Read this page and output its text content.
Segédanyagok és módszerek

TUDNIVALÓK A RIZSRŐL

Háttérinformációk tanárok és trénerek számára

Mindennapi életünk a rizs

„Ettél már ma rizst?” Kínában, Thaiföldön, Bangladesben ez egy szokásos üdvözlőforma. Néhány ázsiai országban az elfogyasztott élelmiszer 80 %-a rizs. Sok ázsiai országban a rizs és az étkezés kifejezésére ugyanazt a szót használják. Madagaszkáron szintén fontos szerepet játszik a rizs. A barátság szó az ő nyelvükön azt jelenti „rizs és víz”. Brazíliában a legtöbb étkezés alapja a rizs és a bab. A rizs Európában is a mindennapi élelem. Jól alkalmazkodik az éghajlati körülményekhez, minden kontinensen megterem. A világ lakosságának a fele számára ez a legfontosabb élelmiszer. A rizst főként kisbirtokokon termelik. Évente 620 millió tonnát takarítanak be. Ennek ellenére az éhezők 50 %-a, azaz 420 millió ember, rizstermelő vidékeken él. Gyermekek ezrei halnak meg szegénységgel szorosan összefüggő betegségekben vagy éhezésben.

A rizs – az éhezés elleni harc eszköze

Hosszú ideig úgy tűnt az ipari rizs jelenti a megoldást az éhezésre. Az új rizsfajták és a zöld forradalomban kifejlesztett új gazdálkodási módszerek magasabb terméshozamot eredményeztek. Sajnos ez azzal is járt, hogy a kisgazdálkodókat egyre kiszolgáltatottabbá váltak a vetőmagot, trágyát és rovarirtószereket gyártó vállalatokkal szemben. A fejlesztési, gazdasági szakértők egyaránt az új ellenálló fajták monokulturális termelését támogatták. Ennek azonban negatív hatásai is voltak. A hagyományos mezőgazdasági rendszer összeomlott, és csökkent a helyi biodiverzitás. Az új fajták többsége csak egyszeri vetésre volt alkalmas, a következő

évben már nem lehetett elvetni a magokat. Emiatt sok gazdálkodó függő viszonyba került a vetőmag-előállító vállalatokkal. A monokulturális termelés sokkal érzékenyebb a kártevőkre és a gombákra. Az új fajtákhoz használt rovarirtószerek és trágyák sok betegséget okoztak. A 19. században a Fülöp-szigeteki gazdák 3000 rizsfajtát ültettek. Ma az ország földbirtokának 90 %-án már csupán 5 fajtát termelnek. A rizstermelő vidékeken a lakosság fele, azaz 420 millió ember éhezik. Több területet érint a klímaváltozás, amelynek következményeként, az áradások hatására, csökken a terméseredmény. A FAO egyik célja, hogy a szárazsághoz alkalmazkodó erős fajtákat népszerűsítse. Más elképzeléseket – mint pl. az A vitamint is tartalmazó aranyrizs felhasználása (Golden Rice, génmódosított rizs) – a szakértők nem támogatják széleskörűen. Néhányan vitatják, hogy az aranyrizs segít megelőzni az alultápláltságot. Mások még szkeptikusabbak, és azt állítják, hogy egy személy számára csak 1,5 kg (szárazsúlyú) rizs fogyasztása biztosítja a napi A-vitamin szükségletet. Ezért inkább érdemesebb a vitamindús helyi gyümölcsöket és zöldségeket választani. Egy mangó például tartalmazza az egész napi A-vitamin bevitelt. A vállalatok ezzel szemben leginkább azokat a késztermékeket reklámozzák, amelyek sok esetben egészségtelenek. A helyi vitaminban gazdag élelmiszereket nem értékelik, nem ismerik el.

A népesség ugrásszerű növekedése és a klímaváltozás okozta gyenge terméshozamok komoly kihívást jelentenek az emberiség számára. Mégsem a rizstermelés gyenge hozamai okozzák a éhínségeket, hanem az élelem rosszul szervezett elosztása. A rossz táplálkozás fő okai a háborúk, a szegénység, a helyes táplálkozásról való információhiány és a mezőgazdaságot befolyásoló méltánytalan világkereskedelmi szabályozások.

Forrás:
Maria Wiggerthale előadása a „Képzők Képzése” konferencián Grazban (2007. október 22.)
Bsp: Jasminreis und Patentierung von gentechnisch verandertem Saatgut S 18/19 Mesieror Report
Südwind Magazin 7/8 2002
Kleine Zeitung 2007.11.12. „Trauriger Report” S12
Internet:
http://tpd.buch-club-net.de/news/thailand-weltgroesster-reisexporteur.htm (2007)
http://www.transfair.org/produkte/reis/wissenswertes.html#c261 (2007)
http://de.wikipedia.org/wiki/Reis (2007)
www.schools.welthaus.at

__What the task requires__
Pull every line containing the word "http" out of the material and copy it.

__Final answer__
http://tpd.buch-club-net.de/news/thailand-weltgroesster-reisexporteur.htm (2007)
http://www.transfair.org/produkte/reis/wissenswertes.html#c261 (2007)
http://de.wikipedia.org/wiki/Reis (2007)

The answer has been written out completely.